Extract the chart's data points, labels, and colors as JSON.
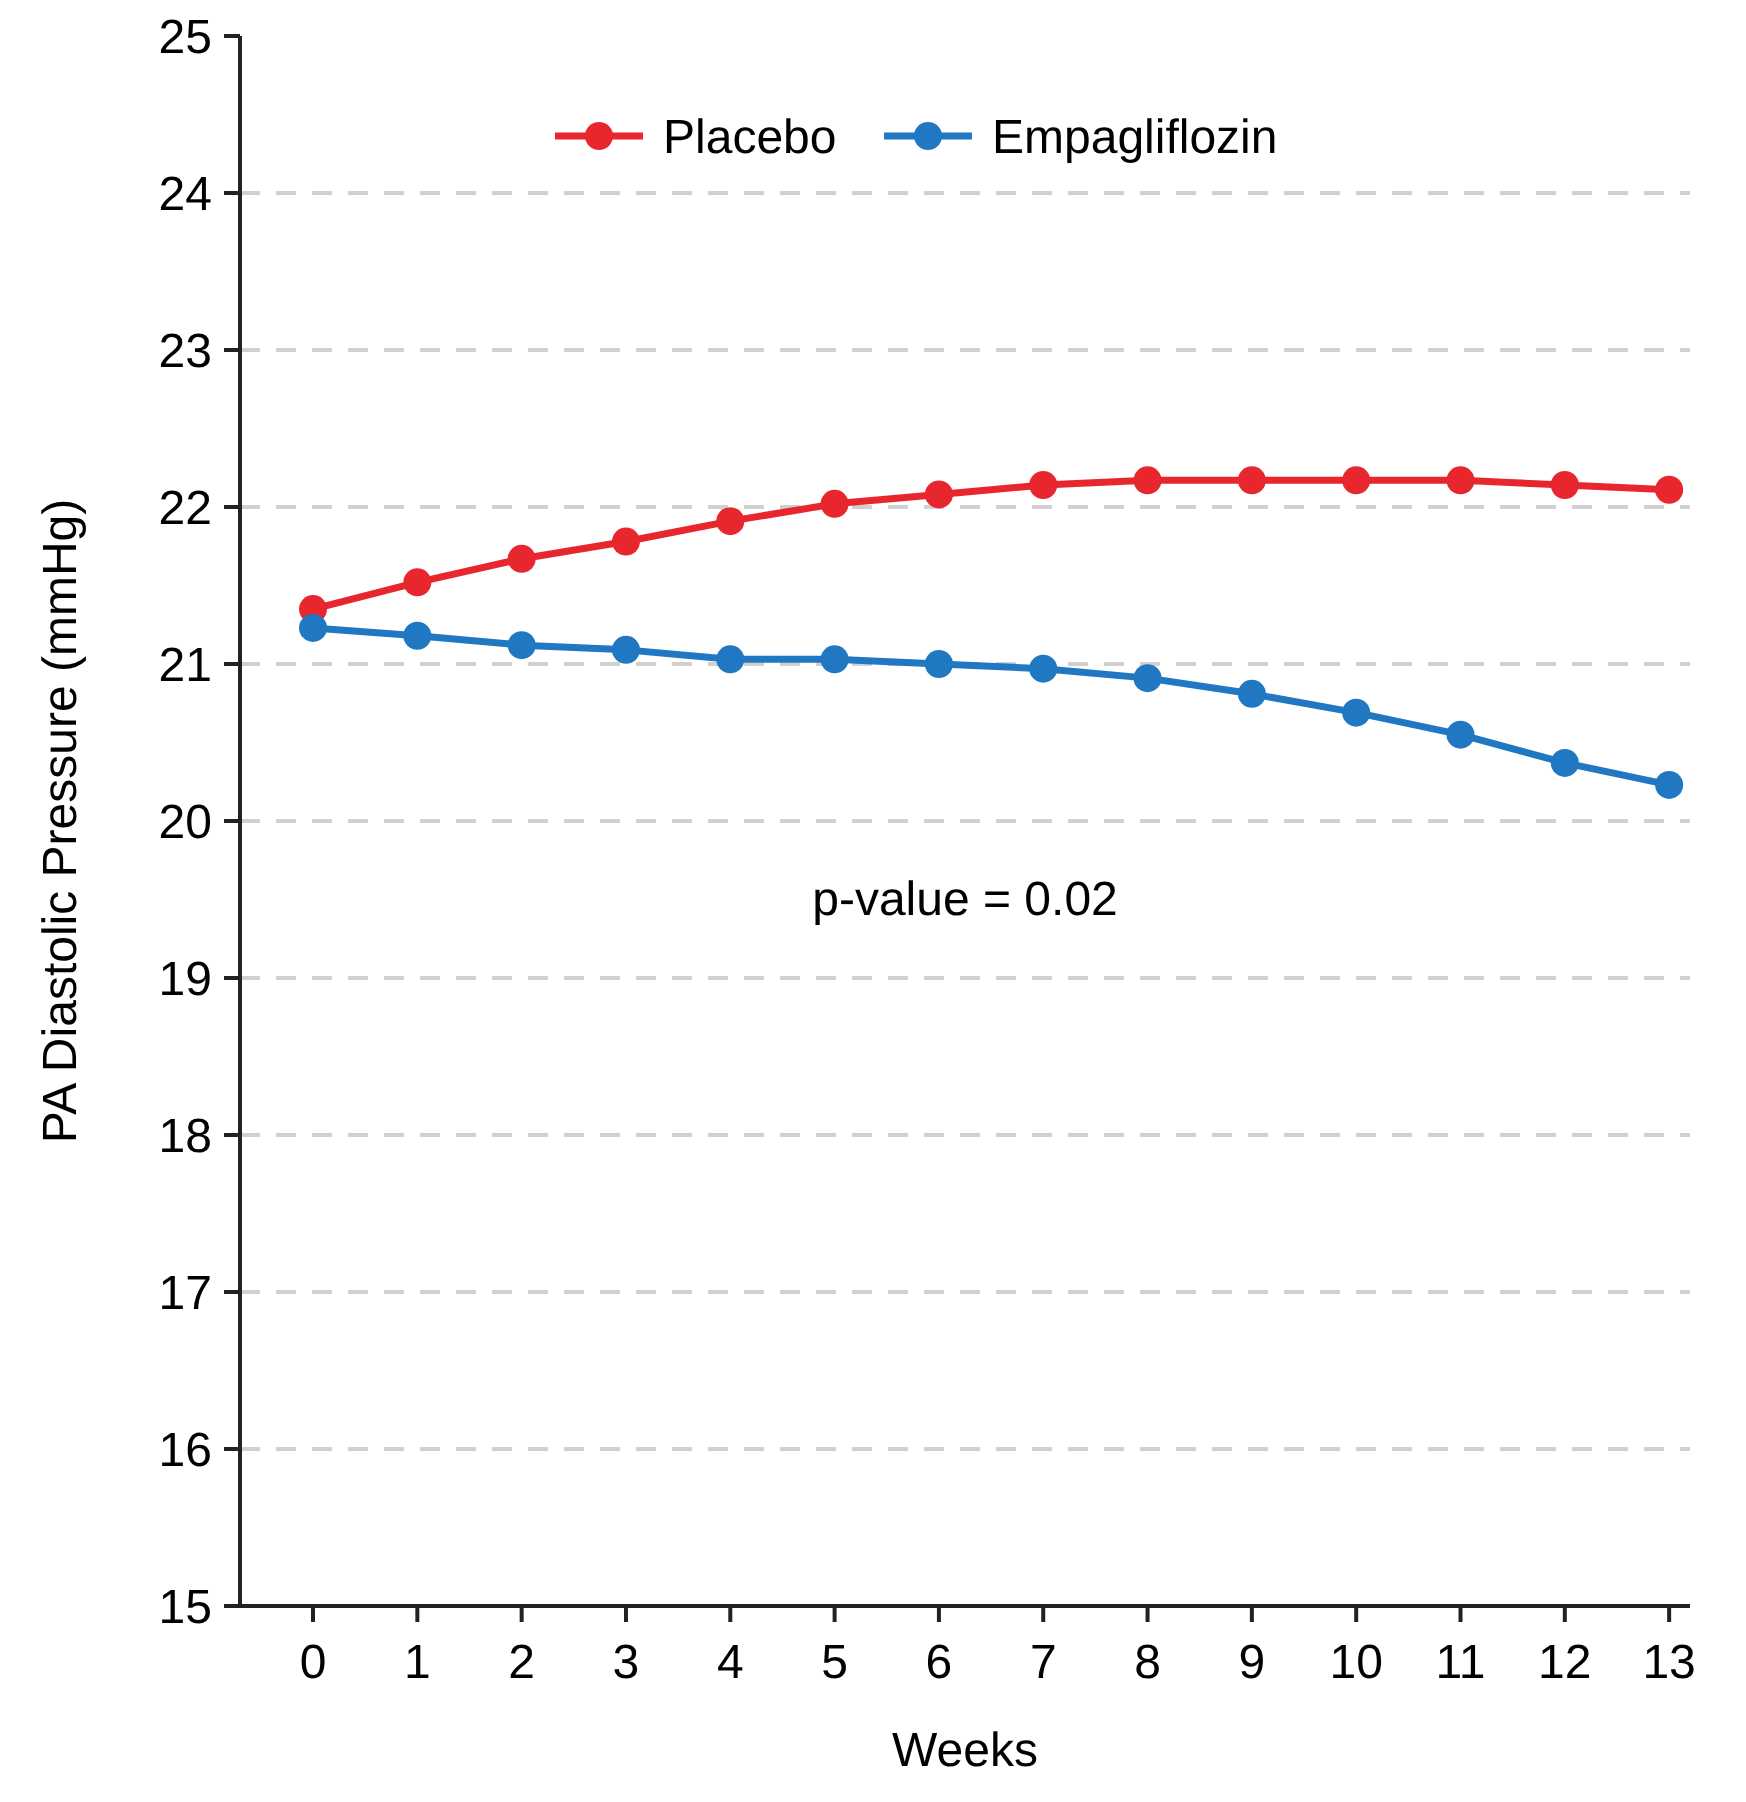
{
  "chart_data": {
    "type": "line",
    "xlabel": "Weeks",
    "ylabel": "PA Diastolic Pressure (mmHg)",
    "x": [
      0,
      1,
      2,
      3,
      4,
      5,
      6,
      7,
      8,
      9,
      10,
      11,
      12,
      13
    ],
    "xlim": [
      -0.7,
      13.2
    ],
    "xticks": [
      0,
      1,
      2,
      3,
      4,
      5,
      6,
      7,
      8,
      9,
      10,
      11,
      12,
      13
    ],
    "ylim": [
      15,
      25
    ],
    "yticks": [
      15,
      16,
      17,
      18,
      19,
      20,
      21,
      22,
      23,
      24,
      25
    ],
    "grid": "y",
    "legend": "top",
    "marker": "circle",
    "line_style": "solid",
    "annotations": [
      "p-value = 0.02"
    ],
    "series": [
      {
        "name": "Placebo",
        "color": "#e8262e",
        "values": [
          21.35,
          21.52,
          21.67,
          21.78,
          21.91,
          22.02,
          22.08,
          22.14,
          22.17,
          22.17,
          22.17,
          22.17,
          22.14,
          22.11
        ]
      },
      {
        "name": "Empagliflozin",
        "color": "#1f78c1",
        "values": [
          21.23,
          21.18,
          21.12,
          21.09,
          21.03,
          21.03,
          21.0,
          20.97,
          20.91,
          20.81,
          20.69,
          20.55,
          20.37,
          20.23
        ]
      }
    ]
  }
}
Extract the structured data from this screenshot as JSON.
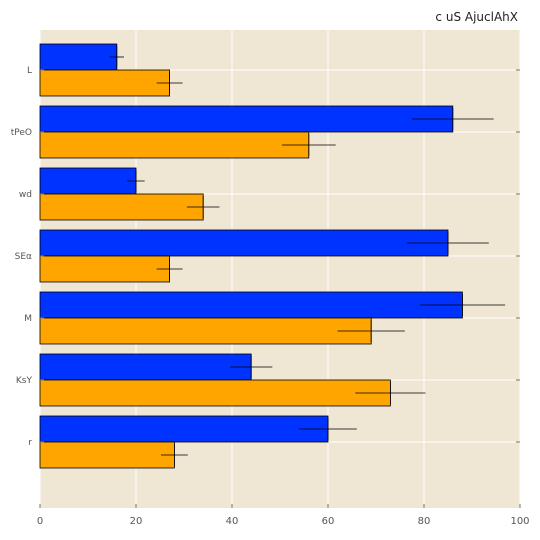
{
  "chart_data": {
    "type": "bar",
    "orientation": "horizontal",
    "title": "c uS AjuclAhX",
    "xlabel": "",
    "ylabel": "",
    "xlim": [
      0,
      100
    ],
    "x_ticks": [
      0,
      20,
      40,
      60,
      80,
      100
    ],
    "grid": true,
    "legend": "none",
    "background": "#efe6d4",
    "categories": [
      "L",
      "tPeO",
      "wd",
      "SEα",
      "M",
      "KsY",
      "r"
    ],
    "series": [
      {
        "color": "#0033ff",
        "values": [
          16,
          86,
          20,
          85,
          88,
          44,
          60
        ],
        "errors": [
          1.5,
          8.5,
          1.8,
          8.5,
          8.9,
          4.4,
          6.0
        ]
      },
      {
        "color": "#ffa500",
        "values": [
          27,
          56,
          34,
          27,
          69,
          73,
          28
        ],
        "errors": [
          2.7,
          5.6,
          3.4,
          2.7,
          7.0,
          7.3,
          2.8
        ]
      }
    ]
  }
}
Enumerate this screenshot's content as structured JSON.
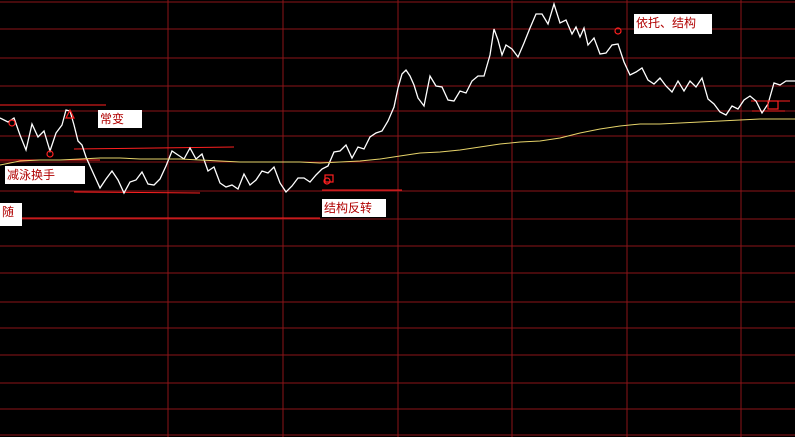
{
  "chart_data": {
    "type": "line",
    "title": "",
    "xlabel": "",
    "ylabel": "",
    "grid": true,
    "ylim": [
      0,
      437
    ],
    "series": [
      {
        "name": "",
        "color": "#ffffff",
        "x": [
          0,
          8,
          14,
          20,
          26,
          32,
          38,
          44,
          50,
          56,
          62,
          66,
          70,
          74,
          78,
          82,
          86,
          90,
          95,
          100,
          106,
          112,
          118,
          124,
          130,
          136,
          142,
          148,
          154,
          160,
          166,
          172,
          178,
          184,
          190,
          196,
          202,
          208,
          214,
          220,
          226,
          232,
          238,
          244,
          250,
          256,
          262,
          268,
          274,
          280,
          286,
          292,
          298,
          304,
          310,
          316,
          322,
          328,
          334,
          340,
          346,
          352,
          358,
          364,
          370,
          376,
          382,
          388,
          394,
          398,
          402,
          406,
          410,
          414,
          418,
          424,
          430,
          436,
          442,
          448,
          454,
          460,
          466,
          472,
          478,
          484,
          490,
          494,
          498,
          502,
          506,
          512,
          518,
          524,
          530,
          536,
          542,
          548,
          554,
          560,
          566,
          572,
          576,
          580,
          584,
          588,
          594,
          600,
          606,
          612,
          618,
          624,
          630,
          636,
          642,
          648,
          654,
          660,
          666,
          672,
          678,
          684,
          690,
          696,
          702,
          708,
          714,
          720,
          726,
          732,
          738,
          744,
          750,
          756,
          762,
          768,
          774,
          780,
          786,
          795
        ],
        "values": [
          319,
          315,
          319,
          302,
          287,
          313,
          300,
          306,
          286,
          304,
          312,
          327,
          326,
          312,
          296,
          292,
          280,
          271,
          260,
          249,
          258,
          266,
          257,
          244,
          255,
          257,
          265,
          253,
          252,
          258,
          271,
          286,
          282,
          278,
          289,
          278,
          283,
          266,
          270,
          254,
          250,
          252,
          248,
          263,
          252,
          257,
          266,
          264,
          270,
          254,
          245,
          251,
          259,
          259,
          255,
          262,
          268,
          271,
          285,
          286,
          292,
          279,
          290,
          288,
          300,
          304,
          306,
          316,
          330,
          349,
          363,
          367,
          361,
          352,
          339,
          331,
          361,
          351,
          350,
          337,
          336,
          346,
          344,
          356,
          361,
          361,
          382,
          408,
          397,
          382,
          392,
          388,
          380,
          394,
          409,
          423,
          423,
          413,
          433,
          414,
          417,
          403,
          410,
          400,
          409,
          392,
          399,
          383,
          384,
          392,
          393,
          375,
          362,
          365,
          369,
          357,
          353,
          359,
          351,
          345,
          356,
          346,
          356,
          350,
          359,
          338,
          333,
          325,
          322,
          331,
          328,
          337,
          341,
          336,
          324,
          333,
          354,
          352,
          356,
          356
        ]
      },
      {
        "name": "",
        "color": "#e6d36a",
        "x": [
          0,
          20,
          40,
          60,
          80,
          100,
          120,
          140,
          160,
          180,
          200,
          220,
          240,
          260,
          280,
          300,
          320,
          340,
          360,
          380,
          400,
          420,
          440,
          460,
          480,
          500,
          520,
          540,
          560,
          580,
          600,
          620,
          640,
          660,
          680,
          700,
          720,
          740,
          760,
          780,
          795
        ],
        "values": [
          272,
          276,
          277,
          277,
          278,
          279,
          279,
          278,
          278,
          278,
          277,
          276,
          275,
          275,
          275,
          275,
          274,
          275,
          276,
          278,
          281,
          284,
          285,
          287,
          290,
          293,
          295,
          296,
          299,
          304,
          308,
          311,
          313,
          313,
          314,
          315,
          316,
          317,
          318,
          318,
          318
        ]
      }
    ]
  },
  "labels": {
    "l1": "常变",
    "l2": "减泳换手",
    "l3": "随",
    "l4": "结构反转",
    "l5": "依托、结构"
  },
  "colors": {
    "background": "#000000",
    "grid": "#8c1418",
    "price": "#ffffff",
    "average": "#e6d36a",
    "markers": "#ff2020"
  }
}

****************

TASK BRIEF: From the data above, copy out every line with the string "labels" in it.

RESPONSE TO THE TASK:
Extract the chart's data points, labels, and colors as JSON.
  "labels": {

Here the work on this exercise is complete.